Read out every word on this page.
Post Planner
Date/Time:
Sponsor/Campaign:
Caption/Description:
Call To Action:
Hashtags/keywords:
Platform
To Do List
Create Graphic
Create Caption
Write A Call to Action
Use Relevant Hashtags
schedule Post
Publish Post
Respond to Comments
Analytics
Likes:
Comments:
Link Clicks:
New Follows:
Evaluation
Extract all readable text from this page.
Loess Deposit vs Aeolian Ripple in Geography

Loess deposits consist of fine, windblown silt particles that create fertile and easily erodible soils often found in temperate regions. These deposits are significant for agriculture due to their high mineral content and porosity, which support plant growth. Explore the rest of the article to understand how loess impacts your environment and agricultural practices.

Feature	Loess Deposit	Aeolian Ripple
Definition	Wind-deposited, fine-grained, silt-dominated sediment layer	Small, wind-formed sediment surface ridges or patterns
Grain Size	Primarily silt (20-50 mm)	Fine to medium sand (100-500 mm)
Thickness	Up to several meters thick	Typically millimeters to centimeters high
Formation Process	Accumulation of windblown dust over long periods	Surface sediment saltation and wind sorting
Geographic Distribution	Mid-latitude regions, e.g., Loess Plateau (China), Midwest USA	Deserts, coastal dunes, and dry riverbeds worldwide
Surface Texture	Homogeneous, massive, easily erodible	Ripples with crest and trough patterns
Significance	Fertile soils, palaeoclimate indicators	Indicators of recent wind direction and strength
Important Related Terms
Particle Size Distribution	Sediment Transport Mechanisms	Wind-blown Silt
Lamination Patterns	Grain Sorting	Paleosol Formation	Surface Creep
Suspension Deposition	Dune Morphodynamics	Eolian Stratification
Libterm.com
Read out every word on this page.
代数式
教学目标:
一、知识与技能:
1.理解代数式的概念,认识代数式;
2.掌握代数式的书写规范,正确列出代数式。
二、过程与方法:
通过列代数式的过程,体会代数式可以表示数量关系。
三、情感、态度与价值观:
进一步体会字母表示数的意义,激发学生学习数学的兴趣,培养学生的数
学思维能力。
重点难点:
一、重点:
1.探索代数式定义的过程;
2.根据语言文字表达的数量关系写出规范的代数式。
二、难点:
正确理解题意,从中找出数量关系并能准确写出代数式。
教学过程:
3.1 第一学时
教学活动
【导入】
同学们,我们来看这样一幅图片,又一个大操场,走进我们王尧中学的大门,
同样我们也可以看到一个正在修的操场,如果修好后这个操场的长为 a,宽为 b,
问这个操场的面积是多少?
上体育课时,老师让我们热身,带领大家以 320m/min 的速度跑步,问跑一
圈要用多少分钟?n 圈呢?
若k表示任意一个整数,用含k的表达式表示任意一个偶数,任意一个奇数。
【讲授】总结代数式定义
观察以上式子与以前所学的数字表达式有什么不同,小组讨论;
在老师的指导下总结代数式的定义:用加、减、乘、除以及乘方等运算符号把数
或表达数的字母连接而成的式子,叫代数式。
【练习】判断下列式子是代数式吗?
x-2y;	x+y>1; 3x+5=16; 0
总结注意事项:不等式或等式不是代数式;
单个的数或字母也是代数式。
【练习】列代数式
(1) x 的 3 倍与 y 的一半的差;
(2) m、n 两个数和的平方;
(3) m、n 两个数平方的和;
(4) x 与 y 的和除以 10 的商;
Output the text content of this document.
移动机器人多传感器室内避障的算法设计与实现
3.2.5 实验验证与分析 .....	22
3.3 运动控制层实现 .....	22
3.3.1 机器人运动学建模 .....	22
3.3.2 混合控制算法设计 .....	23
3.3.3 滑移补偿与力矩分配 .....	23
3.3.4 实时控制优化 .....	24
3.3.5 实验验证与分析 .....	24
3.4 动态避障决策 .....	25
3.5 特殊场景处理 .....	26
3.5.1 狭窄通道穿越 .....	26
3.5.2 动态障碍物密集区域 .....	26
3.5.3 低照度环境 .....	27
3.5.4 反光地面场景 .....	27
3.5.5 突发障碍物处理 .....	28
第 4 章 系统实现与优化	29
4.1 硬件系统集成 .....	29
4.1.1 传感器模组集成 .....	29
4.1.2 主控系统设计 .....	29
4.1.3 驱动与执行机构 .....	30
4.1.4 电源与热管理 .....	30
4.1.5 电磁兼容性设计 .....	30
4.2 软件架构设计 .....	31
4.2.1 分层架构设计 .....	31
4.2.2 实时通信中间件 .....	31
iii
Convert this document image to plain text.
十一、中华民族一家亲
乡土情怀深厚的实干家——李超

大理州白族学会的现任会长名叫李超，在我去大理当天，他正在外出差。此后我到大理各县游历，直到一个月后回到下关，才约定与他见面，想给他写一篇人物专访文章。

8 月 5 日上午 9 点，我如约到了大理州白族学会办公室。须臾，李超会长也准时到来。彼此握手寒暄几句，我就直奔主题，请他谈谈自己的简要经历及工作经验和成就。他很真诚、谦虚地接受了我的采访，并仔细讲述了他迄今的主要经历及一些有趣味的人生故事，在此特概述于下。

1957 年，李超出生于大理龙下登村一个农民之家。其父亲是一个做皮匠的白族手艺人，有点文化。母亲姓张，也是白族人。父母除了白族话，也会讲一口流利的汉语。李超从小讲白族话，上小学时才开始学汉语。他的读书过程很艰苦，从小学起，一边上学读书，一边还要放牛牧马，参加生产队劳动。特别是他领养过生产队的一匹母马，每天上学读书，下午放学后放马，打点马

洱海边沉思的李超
···
Quote exactly and only the lines from the one holding "Convert this document image to plain text." through the end of the data.

Convert this document image to plain text.
十一、中华民族一家亲
乡土情怀深厚的实干家——李超

大理州白族学会的现任会长名叫李超，在我去大理当天，他正在外出差。此后我到大理各县游历，直到一个月后回到下关，才约定与他见面，想给他写一篇人物专访文章。

8 月 5 日上午 9 点，我如约到了大理州白族学会办公室。须臾，李超会长也准时到来。彼此握手寒暄几句，我就直奔主题，请他谈谈自己的简要经历及工作经验和成就。他很真诚、谦虚地接受了我的采访，并仔细讲述了他迄今的主要经历及一些有趣味的人生故事，在此特概述于下。

1957 年，李超出生于大理龙下登村一个农民之家。其父亲是一个做皮匠的白族手艺人，有点文化。母亲姓张，也是白族人。父母除了白族话，也会讲一口流利的汉语。李超从小讲白族话，上小学时才开始学汉语。他的读书过程很艰苦，从小学起，一边上学读书，一边还要放牛牧马，参加生产队劳动。特别是他领养过生产队的一匹母马，每天上学读书，下午放学后放马，打点马

洱海边沉思的李超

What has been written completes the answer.